Pull every line containing "Vienna" from the entries.

=-=-=

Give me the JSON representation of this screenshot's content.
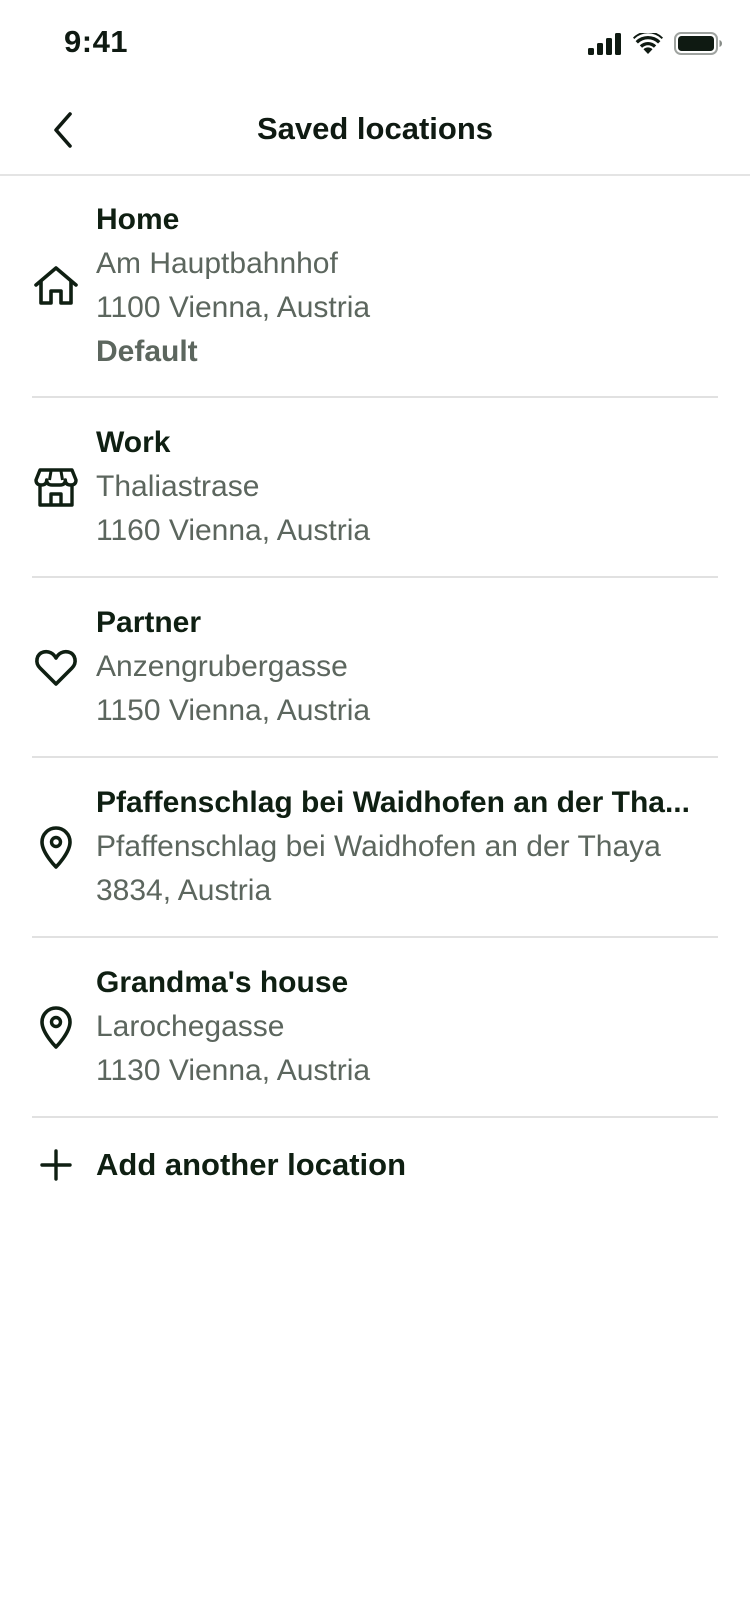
{
  "status_bar": {
    "time": "9:41",
    "icons": [
      "signal-icon",
      "wifi-icon",
      "battery-icon"
    ]
  },
  "header": {
    "title": "Saved locations",
    "back_icon": "chevron-left-icon"
  },
  "locations": [
    {
      "icon": "home-icon",
      "name": "Home",
      "street": "Am Hauptbahnhof",
      "city": "1100 Vienna, Austria",
      "tag": "Default"
    },
    {
      "icon": "store-icon",
      "name": "Work",
      "street": "Thaliastrase",
      "city": "1160 Vienna, Austria"
    },
    {
      "icon": "heart-icon",
      "name": "Partner",
      "street": "Anzengrubergasse",
      "city": "1150 Vienna, Austria"
    },
    {
      "icon": "map-pin-icon",
      "name": "Pfaffenschlag bei Waidhofen an der Tha...",
      "street": "Pfaffenschlag bei Waidhofen an der Thaya",
      "city": "3834, Austria"
    },
    {
      "icon": "map-pin-icon",
      "name": "Grandma's house",
      "street": "Larochegasse",
      "city": "1130 Vienna, Austria"
    }
  ],
  "add_action": {
    "icon": "plus-icon",
    "label": "Add another location"
  },
  "colors": {
    "text_primary": "#0f1f12",
    "text_secondary": "#5c665e",
    "divider": "#e1e1e1",
    "background": "#ffffff"
  }
}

=-=-=

**EXERCISE OUTPUT**.
      "city": "1100 Vienna, Austria",
      "city": "1160 Vienna, Austria"
      "city": "1150 Vienna, Austria"
      "city": "1130 Vienna, Austria"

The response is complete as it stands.